Records for the exercise ::
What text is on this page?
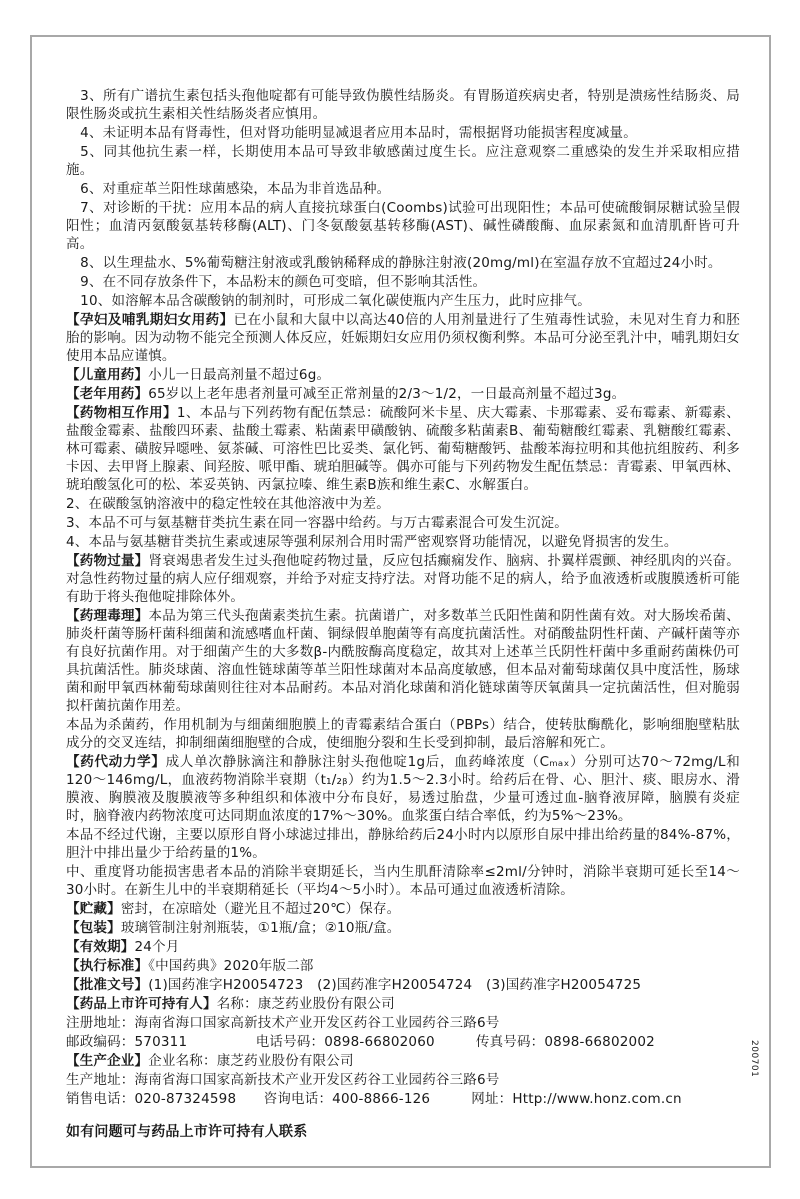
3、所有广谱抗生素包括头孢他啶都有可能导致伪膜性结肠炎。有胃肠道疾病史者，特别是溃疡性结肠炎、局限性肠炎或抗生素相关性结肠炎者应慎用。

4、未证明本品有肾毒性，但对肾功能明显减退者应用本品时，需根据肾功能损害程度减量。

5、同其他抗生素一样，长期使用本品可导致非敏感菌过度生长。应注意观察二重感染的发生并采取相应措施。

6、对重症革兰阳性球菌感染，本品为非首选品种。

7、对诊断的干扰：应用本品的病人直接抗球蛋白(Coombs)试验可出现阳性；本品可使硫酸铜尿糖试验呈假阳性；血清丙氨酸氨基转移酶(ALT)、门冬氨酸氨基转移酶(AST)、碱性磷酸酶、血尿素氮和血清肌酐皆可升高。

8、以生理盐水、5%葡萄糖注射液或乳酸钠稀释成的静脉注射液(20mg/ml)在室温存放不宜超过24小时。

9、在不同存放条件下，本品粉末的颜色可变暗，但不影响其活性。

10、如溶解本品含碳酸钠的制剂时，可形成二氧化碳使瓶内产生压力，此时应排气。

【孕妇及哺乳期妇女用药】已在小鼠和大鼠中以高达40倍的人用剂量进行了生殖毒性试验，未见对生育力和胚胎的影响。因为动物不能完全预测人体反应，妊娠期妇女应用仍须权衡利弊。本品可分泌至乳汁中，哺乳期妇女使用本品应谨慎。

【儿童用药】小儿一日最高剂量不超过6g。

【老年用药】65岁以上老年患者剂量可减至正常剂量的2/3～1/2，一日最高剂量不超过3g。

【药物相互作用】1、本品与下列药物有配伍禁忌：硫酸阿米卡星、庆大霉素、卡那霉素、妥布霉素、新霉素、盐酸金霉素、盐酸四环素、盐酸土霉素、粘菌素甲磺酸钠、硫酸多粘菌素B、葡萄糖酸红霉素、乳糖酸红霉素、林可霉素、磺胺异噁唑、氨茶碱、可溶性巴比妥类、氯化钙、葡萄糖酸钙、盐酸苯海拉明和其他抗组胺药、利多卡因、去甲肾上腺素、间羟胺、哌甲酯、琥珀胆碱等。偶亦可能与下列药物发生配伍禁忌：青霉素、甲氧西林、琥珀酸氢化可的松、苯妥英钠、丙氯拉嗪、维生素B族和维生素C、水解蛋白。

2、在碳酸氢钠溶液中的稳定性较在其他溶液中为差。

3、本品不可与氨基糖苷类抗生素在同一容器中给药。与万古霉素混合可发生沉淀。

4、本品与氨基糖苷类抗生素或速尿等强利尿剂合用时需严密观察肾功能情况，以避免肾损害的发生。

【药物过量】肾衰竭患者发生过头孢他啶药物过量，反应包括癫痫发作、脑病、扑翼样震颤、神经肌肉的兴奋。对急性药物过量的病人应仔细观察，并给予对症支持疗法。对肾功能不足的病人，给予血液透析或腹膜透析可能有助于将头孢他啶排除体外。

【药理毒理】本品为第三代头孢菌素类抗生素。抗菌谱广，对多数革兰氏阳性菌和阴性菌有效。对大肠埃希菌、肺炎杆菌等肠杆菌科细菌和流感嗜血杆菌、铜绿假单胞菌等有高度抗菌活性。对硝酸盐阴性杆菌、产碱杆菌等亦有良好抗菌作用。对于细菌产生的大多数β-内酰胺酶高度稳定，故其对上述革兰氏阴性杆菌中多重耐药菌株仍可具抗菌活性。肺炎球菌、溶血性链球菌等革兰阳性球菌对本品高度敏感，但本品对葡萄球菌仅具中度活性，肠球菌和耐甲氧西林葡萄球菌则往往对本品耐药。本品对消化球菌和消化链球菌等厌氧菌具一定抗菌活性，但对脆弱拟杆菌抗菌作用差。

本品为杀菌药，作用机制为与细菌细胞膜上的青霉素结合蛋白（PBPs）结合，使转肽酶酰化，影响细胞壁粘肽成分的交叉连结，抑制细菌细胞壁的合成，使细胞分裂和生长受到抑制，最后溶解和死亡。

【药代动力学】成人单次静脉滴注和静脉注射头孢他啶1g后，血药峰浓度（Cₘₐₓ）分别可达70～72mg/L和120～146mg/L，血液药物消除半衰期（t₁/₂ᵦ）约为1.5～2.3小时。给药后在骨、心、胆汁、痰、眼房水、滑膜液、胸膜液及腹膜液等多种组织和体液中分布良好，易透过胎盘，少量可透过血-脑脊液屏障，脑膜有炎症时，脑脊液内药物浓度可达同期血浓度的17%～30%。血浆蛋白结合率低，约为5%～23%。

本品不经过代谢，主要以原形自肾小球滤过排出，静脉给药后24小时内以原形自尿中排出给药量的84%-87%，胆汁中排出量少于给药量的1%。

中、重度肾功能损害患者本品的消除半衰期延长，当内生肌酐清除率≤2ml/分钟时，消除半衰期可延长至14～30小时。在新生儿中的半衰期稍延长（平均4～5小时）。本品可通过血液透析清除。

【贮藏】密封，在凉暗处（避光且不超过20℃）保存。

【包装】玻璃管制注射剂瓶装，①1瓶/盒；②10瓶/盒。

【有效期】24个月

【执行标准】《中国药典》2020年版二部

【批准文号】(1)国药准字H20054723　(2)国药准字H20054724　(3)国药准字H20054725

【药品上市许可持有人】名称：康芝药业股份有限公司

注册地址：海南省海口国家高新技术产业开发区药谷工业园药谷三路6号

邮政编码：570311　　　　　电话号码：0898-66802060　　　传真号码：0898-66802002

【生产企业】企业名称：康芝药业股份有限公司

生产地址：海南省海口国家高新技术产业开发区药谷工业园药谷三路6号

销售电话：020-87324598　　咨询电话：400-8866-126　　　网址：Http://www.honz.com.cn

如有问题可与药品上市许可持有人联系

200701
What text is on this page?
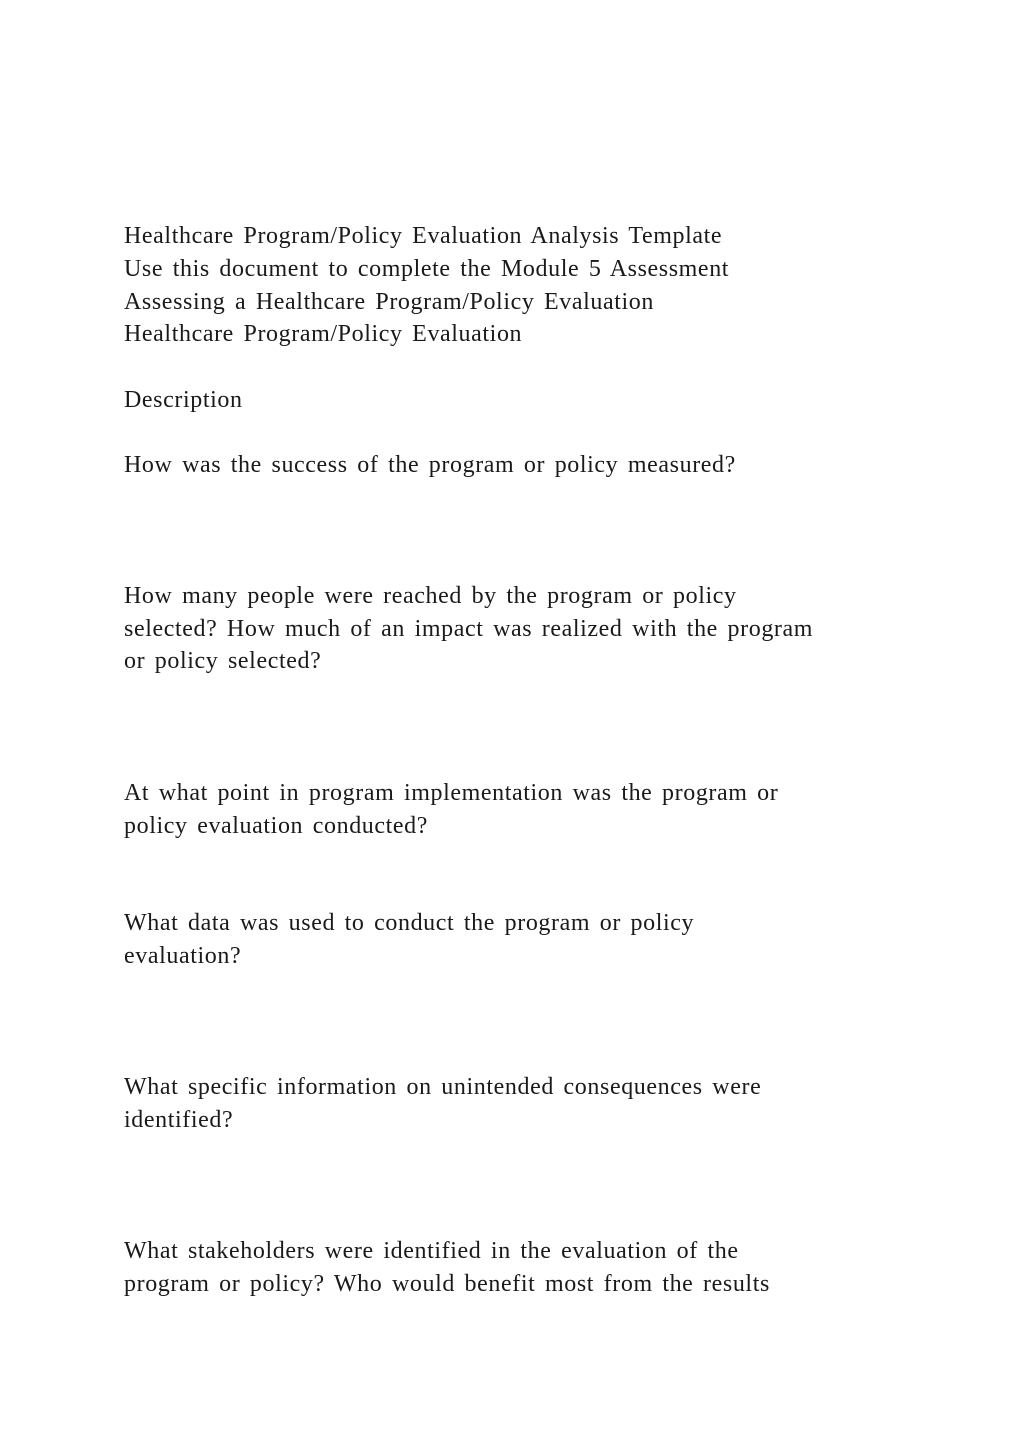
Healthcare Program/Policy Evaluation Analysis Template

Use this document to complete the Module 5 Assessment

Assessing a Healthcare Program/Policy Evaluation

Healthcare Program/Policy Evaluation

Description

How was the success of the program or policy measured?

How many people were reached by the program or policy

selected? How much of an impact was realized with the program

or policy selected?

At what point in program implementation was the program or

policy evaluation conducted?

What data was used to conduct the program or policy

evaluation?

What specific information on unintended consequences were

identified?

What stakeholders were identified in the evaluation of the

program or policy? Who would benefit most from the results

What the exercise asks ::
Reproduce all of the entries word for word, skipping any pictures they hold.

Result for this task ::
What text is on this page?
3、所有广谱抗生素包括头孢他啶都有可能导致伪膜性结肠炎。有胃肠道疾病史者，特别是溃疡性结肠炎、局限性肠炎或抗生素相关性结肠炎者应慎用。

4、未证明本品有肾毒性，但对肾功能明显减退者应用本品时，需根据肾功能损害程度减量。

5、同其他抗生素一样，长期使用本品可导致非敏感菌过度生长。应注意观察二重感染的发生并采取相应措施。

6、对重症革兰阳性球菌感染，本品为非首选品种。

7、对诊断的干扰：应用本品的病人直接抗球蛋白(Coombs)试验可出现阳性；本品可使硫酸铜尿糖试验呈假阳性；血清丙氨酸氨基转移酶(ALT)、门冬氨酸氨基转移酶(AST)、碱性磷酸酶、血尿素氮和血清肌酐皆可升高。

8、以生理盐水、5%葡萄糖注射液或乳酸钠稀释成的静脉注射液(20mg/ml)在室温存放不宜超过24小时。

9、在不同存放条件下，本品粉末的颜色可变暗，但不影响其活性。

10、如溶解本品含碳酸钠的制剂时，可形成二氧化碳使瓶内产生压力，此时应排气。

【孕妇及哺乳期妇女用药】已在小鼠和大鼠中以高达40倍的人用剂量进行了生殖毒性试验，未见对生育力和胚胎的影响。因为动物不能完全预测人体反应，妊娠期妇女应用仍须权衡利弊。本品可分泌至乳汁中，哺乳期妇女使用本品应谨慎。

【儿童用药】小儿一日最高剂量不超过6g。

【老年用药】65岁以上老年患者剂量可减至正常剂量的2/3～1/2，一日最高剂量不超过3g。

【药物相互作用】1、本品与下列药物有配伍禁忌：硫酸阿米卡星、庆大霉素、卡那霉素、妥布霉素、新霉素、盐酸金霉素、盐酸四环素、盐酸土霉素、粘菌素甲磺酸钠、硫酸多粘菌素B、葡萄糖酸红霉素、乳糖酸红霉素、林可霉素、磺胺异噁唑、氨茶碱、可溶性巴比妥类、氯化钙、葡萄糖酸钙、盐酸苯海拉明和其他抗组胺药、利多卡因、去甲肾上腺素、间羟胺、哌甲酯、琥珀胆碱等。偶亦可能与下列药物发生配伍禁忌：青霉素、甲氧西林、琥珀酸氢化可的松、苯妥英钠、丙氯拉嗪、维生素B族和维生素C、水解蛋白。

2、在碳酸氢钠溶液中的稳定性较在其他溶液中为差。

3、本品不可与氨基糖苷类抗生素在同一容器中给药。与万古霉素混合可发生沉淀。

4、本品与氨基糖苷类抗生素或速尿等强利尿剂合用时需严密观察肾功能情况，以避免肾损害的发生。

【药物过量】肾衰竭患者发生过头孢他啶药物过量，反应包括癫痫发作、脑病、扑翼样震颤、神经肌肉的兴奋。对急性药物过量的病人应仔细观察，并给予对症支持疗法。对肾功能不足的病人，给予血液透析或腹膜透析可能有助于将头孢他啶排除体外。

【药理毒理】本品为第三代头孢菌素类抗生素。抗菌谱广，对多数革兰氏阳性菌和阴性菌有效。对大肠埃希菌、肺炎杆菌等肠杆菌科细菌和流感嗜血杆菌、铜绿假单胞菌等有高度抗菌活性。对硝酸盐阴性杆菌、产碱杆菌等亦有良好抗菌作用。对于细菌产生的大多数β-内酰胺酶高度稳定，故其对上述革兰氏阴性杆菌中多重耐药菌株仍可具抗菌活性。肺炎球菌、溶血性链球菌等革兰阳性球菌对本品高度敏感，但本品对葡萄球菌仅具中度活性，肠球菌和耐甲氧西林葡萄球菌则往往对本品耐药。本品对消化球菌和消化链球菌等厌氧菌具一定抗菌活性，但对脆弱拟杆菌抗菌作用差。

本品为杀菌药，作用机制为与细菌细胞膜上的青霉素结合蛋白（PBPs）结合，使转肽酶酰化，影响细胞壁粘肽成分的交叉连结，抑制细菌细胞壁的合成，使细胞分裂和生长受到抑制，最后溶解和死亡。

【药代动力学】成人单次静脉滴注和静脉注射头孢他啶1g后，血药峰浓度（Cₘₐₓ）分别可达70～72mg/L和120～146mg/L，血液药物消除半衰期（t₁/₂ᵦ）约为1.5～2.3小时。给药后在骨、心、胆汁、痰、眼房水、滑膜液、胸膜液及腹膜液等多种组织和体液中分布良好，易透过胎盘，少量可透过血-脑脊液屏障，脑膜有炎症时，脑脊液内药物浓度可达同期血浓度的17%～30%。血浆蛋白结合率低，约为5%～23%。

本品不经过代谢，主要以原形自肾小球滤过排出，静脉给药后24小时内以原形自尿中排出给药量的84%-87%，胆汁中排出量少于给药量的1%。

中、重度肾功能损害患者本品的消除半衰期延长，当内生肌酐清除率≤2ml/分钟时，消除半衰期可延长至14～30小时。在新生儿中的半衰期稍延长（平均4～5小时）。本品可通过血液透析清除。

【贮藏】密封，在凉暗处（避光且不超过20℃）保存。

【包装】玻璃管制注射剂瓶装，①1瓶/盒；②10瓶/盒。

【有效期】24个月

【执行标准】《中国药典》2020年版二部

【批准文号】(1)国药准字H20054723　(2)国药准字H20054724　(3)国药准字H20054725

【药品上市许可持有人】名称：康芝药业股份有限公司

注册地址：海南省海口国家高新技术产业开发区药谷工业园药谷三路6号

邮政编码：570311　　　　　电话号码：0898-66802060　　　传真号码：0898-66802002

【生产企业】企业名称：康芝药业股份有限公司

生产地址：海南省海口国家高新技术产业开发区药谷工业园药谷三路6号

销售电话：020-87324598　　咨询电话：400-8866-126　　　网址：Http://www.honz.com.cn

如有问题可与药品上市许可持有人联系

200701
What text is on this page?
Healthcare Program/Policy Evaluation Analysis Template

Use this document to complete the Module 5 Assessment

Assessing a Healthcare Program/Policy Evaluation

Healthcare Program/Policy Evaluation

Description

How was the success of the program or policy measured?

How many people were reached by the program or policy

selected? How much of an impact was realized with the program

or policy selected?

At what point in program implementation was the program or

policy evaluation conducted?

What data was used to conduct the program or policy

evaluation?

What specific information on unintended consequences were

identified?

What stakeholders were identified in the evaluation of the

program or policy? Who would benefit most from the results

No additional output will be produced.